What needs to be done – Reproduce all the entries precisely.
..........
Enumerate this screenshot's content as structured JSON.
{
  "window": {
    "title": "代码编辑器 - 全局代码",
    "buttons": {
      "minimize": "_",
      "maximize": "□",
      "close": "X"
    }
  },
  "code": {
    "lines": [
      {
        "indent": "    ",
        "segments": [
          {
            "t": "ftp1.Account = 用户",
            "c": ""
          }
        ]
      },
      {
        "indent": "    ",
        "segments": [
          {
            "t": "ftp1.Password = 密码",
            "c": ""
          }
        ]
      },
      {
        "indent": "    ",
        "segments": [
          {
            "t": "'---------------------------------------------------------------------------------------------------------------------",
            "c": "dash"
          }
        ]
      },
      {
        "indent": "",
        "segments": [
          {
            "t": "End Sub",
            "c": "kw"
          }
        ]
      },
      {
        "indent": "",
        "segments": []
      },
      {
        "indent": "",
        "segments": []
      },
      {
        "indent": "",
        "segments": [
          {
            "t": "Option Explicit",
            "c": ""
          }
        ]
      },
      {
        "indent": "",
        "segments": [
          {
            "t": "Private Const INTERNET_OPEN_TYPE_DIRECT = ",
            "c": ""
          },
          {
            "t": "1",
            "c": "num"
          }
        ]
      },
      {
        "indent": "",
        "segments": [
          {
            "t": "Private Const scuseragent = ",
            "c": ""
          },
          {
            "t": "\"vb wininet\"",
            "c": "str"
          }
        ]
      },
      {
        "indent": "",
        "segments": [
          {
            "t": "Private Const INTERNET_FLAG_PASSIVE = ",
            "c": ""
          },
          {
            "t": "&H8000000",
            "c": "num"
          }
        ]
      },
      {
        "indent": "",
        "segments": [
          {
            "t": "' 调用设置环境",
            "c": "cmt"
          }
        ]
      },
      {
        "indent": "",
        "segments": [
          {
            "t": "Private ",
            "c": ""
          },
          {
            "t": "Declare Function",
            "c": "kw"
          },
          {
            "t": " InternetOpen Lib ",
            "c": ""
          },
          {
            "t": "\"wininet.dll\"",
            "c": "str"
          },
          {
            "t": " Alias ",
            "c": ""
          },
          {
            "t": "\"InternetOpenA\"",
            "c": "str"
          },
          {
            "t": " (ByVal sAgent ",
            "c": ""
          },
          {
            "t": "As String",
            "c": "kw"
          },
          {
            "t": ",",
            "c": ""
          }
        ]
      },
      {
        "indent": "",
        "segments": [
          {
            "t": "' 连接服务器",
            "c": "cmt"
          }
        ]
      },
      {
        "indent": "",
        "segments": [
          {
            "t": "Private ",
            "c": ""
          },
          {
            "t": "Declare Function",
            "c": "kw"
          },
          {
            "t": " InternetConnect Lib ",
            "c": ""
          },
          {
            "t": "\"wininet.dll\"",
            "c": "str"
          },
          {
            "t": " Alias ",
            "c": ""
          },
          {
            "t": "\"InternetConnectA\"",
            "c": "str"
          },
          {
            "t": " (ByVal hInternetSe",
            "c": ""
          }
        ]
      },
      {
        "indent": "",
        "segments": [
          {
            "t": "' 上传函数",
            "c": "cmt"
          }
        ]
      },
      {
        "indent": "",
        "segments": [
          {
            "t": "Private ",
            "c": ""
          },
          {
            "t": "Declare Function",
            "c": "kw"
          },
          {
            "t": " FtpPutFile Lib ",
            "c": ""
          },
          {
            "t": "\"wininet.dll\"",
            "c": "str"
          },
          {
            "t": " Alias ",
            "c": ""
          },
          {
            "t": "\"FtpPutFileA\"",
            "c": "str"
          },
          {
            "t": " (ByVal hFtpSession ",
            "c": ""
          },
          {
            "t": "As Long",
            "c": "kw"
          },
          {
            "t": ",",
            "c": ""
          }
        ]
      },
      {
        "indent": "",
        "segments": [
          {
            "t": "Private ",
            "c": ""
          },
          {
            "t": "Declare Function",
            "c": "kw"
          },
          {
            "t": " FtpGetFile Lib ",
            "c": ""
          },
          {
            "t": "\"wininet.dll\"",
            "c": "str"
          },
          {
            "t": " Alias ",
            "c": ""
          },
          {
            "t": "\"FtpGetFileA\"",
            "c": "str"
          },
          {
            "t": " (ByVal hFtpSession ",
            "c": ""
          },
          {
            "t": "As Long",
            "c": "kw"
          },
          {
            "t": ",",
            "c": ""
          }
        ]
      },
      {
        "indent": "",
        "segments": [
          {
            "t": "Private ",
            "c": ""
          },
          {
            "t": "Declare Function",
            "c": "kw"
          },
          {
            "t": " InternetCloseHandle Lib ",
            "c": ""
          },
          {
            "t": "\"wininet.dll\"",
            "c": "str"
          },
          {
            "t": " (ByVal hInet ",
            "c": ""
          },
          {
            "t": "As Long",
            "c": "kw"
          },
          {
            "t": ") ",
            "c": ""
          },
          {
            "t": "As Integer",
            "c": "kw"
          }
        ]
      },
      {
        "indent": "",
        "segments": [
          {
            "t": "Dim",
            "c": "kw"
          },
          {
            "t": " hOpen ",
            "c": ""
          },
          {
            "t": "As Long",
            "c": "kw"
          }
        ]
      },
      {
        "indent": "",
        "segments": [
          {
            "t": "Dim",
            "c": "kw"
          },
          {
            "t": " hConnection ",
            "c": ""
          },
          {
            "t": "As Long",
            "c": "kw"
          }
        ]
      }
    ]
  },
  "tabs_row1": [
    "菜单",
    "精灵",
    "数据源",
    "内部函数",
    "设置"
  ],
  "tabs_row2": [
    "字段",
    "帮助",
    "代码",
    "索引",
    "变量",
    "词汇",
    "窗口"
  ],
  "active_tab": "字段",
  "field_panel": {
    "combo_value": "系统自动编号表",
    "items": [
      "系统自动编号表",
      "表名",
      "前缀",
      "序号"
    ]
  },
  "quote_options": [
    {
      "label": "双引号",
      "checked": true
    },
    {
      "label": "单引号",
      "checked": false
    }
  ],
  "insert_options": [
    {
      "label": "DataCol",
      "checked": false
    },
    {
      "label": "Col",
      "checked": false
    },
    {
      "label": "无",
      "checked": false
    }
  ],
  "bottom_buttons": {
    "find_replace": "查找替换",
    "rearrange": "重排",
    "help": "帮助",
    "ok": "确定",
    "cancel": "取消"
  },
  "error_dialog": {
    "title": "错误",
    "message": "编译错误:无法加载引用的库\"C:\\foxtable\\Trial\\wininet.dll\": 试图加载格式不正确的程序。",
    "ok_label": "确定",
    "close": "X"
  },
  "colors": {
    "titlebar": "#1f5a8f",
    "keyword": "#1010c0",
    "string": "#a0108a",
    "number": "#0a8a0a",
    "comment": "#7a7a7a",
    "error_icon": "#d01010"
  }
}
..........
Task output –
Enumerate this screenshot's content as structured JSON.
{
  "window": {
    "title": "代码编辑器 - 全局代码",
    "buttons": {
      "minimize": "_",
      "maximize": "□",
      "close": "X"
    }
  },
  "code": {
    "lines": [
      {
        "indent": "    ",
        "segments": [
          {
            "t": "ftp1.Account = 用户",
            "c": ""
          }
        ]
      },
      {
        "indent": "    ",
        "segments": [
          {
            "t": "ftp1.Password = 密码",
            "c": ""
          }
        ]
      },
      {
        "indent": "    ",
        "segments": [
          {
            "t": "'---------------------------------------------------------------------------------------------------------------------",
            "c": "dash"
          }
        ]
      },
      {
        "indent": "",
        "segments": [
          {
            "t": "End Sub",
            "c": "kw"
          }
        ]
      },
      {
        "indent": "",
        "segments": []
      },
      {
        "indent": "",
        "segments": []
      },
      {
        "indent": "",
        "segments": [
          {
            "t": "Option Explicit",
            "c": ""
          }
        ]
      },
      {
        "indent": "",
        "segments": [
          {
            "t": "Private Const INTERNET_OPEN_TYPE_DIRECT = ",
            "c": ""
          },
          {
            "t": "1",
            "c": "num"
          }
        ]
      },
      {
        "indent": "",
        "segments": [
          {
            "t": "Private Const scuseragent = ",
            "c": ""
          },
          {
            "t": "\"vb wininet\"",
            "c": "str"
          }
        ]
      },
      {
        "indent": "",
        "segments": [
          {
            "t": "Private Const INTERNET_FLAG_PASSIVE = ",
            "c": ""
          },
          {
            "t": "&H8000000",
            "c": "num"
          }
        ]
      },
      {
        "indent": "",
        "segments": [
          {
            "t": "' 调用设置环境",
            "c": "cmt"
          }
        ]
      },
      {
        "indent": "",
        "segments": [
          {
            "t": "Private ",
            "c": ""
          },
          {
            "t": "Declare Function",
            "c": "kw"
          },
          {
            "t": " InternetOpen Lib ",
            "c": ""
          },
          {
            "t": "\"wininet.dll\"",
            "c": "str"
          },
          {
            "t": " Alias ",
            "c": ""
          },
          {
            "t": "\"InternetOpenA\"",
            "c": "str"
          },
          {
            "t": " (ByVal sAgent ",
            "c": ""
          },
          {
            "t": "As String",
            "c": "kw"
          },
          {
            "t": ",",
            "c": ""
          }
        ]
      },
      {
        "indent": "",
        "segments": [
          {
            "t": "' 连接服务器",
            "c": "cmt"
          }
        ]
      },
      {
        "indent": "",
        "segments": [
          {
            "t": "Private ",
            "c": ""
          },
          {
            "t": "Declare Function",
            "c": "kw"
          },
          {
            "t": " InternetConnect Lib ",
            "c": ""
          },
          {
            "t": "\"wininet.dll\"",
            "c": "str"
          },
          {
            "t": " Alias ",
            "c": ""
          },
          {
            "t": "\"InternetConnectA\"",
            "c": "str"
          },
          {
            "t": " (ByVal hInternetSe",
            "c": ""
          }
        ]
      },
      {
        "indent": "",
        "segments": [
          {
            "t": "' 上传函数",
            "c": "cmt"
          }
        ]
      },
      {
        "indent": "",
        "segments": [
          {
            "t": "Private ",
            "c": ""
          },
          {
            "t": "Declare Function",
            "c": "kw"
          },
          {
            "t": " FtpPutFile Lib ",
            "c": ""
          },
          {
            "t": "\"wininet.dll\"",
            "c": "str"
          },
          {
            "t": " Alias ",
            "c": ""
          },
          {
            "t": "\"FtpPutFileA\"",
            "c": "str"
          },
          {
            "t": " (ByVal hFtpSession ",
            "c": ""
          },
          {
            "t": "As Long",
            "c": "kw"
          },
          {
            "t": ",",
            "c": ""
          }
        ]
      },
      {
        "indent": "",
        "segments": [
          {
            "t": "Private ",
            "c": ""
          },
          {
            "t": "Declare Function",
            "c": "kw"
          },
          {
            "t": " FtpGetFile Lib ",
            "c": ""
          },
          {
            "t": "\"wininet.dll\"",
            "c": "str"
          },
          {
            "t": " Alias ",
            "c": ""
          },
          {
            "t": "\"FtpGetFileA\"",
            "c": "str"
          },
          {
            "t": " (ByVal hFtpSession ",
            "c": ""
          },
          {
            "t": "As Long",
            "c": "kw"
          },
          {
            "t": ",",
            "c": ""
          }
        ]
      },
      {
        "indent": "",
        "segments": [
          {
            "t": "Private ",
            "c": ""
          },
          {
            "t": "Declare Function",
            "c": "kw"
          },
          {
            "t": " InternetCloseHandle Lib ",
            "c": ""
          },
          {
            "t": "\"wininet.dll\"",
            "c": "str"
          },
          {
            "t": " (ByVal hInet ",
            "c": ""
          },
          {
            "t": "As Long",
            "c": "kw"
          },
          {
            "t": ") ",
            "c": ""
          },
          {
            "t": "As Integer",
            "c": "kw"
          }
        ]
      },
      {
        "indent": "",
        "segments": [
          {
            "t": "Dim",
            "c": "kw"
          },
          {
            "t": " hOpen ",
            "c": ""
          },
          {
            "t": "As Long",
            "c": "kw"
          }
        ]
      },
      {
        "indent": "",
        "segments": [
          {
            "t": "Dim",
            "c": "kw"
          },
          {
            "t": " hConnection ",
            "c": ""
          },
          {
            "t": "As Long",
            "c": "kw"
          }
        ]
      }
    ]
  },
  "tabs_row1": [
    "菜单",
    "精灵",
    "数据源",
    "内部函数",
    "设置"
  ],
  "tabs_row2": [
    "字段",
    "帮助",
    "代码",
    "索引",
    "变量",
    "词汇",
    "窗口"
  ],
  "active_tab": "字段",
  "field_panel": {
    "combo_value": "系统自动编号表",
    "items": [
      "系统自动编号表",
      "表名",
      "前缀",
      "序号"
    ]
  },
  "quote_options": [
    {
      "label": "双引号",
      "checked": true
    },
    {
      "label": "单引号",
      "checked": false
    }
  ],
  "insert_options": [
    {
      "label": "DataCol",
      "checked": false
    },
    {
      "label": "Col",
      "checked": false
    },
    {
      "label": "无",
      "checked": false
    }
  ],
  "bottom_buttons": {
    "find_replace": "查找替换",
    "rearrange": "重排",
    "help": "帮助",
    "ok": "确定",
    "cancel": "取消"
  },
  "error_dialog": {
    "title": "错误",
    "message": "编译错误:无法加载引用的库\"C:\\foxtable\\Trial\\wininet.dll\": 试图加载格式不正确的程序。",
    "ok_label": "确定",
    "close": "X"
  },
  "colors": {
    "titlebar": "#1f5a8f",
    "keyword": "#1010c0",
    "string": "#a0108a",
    "number": "#0a8a0a",
    "comment": "#7a7a7a",
    "error_icon": "#d01010"
  }
}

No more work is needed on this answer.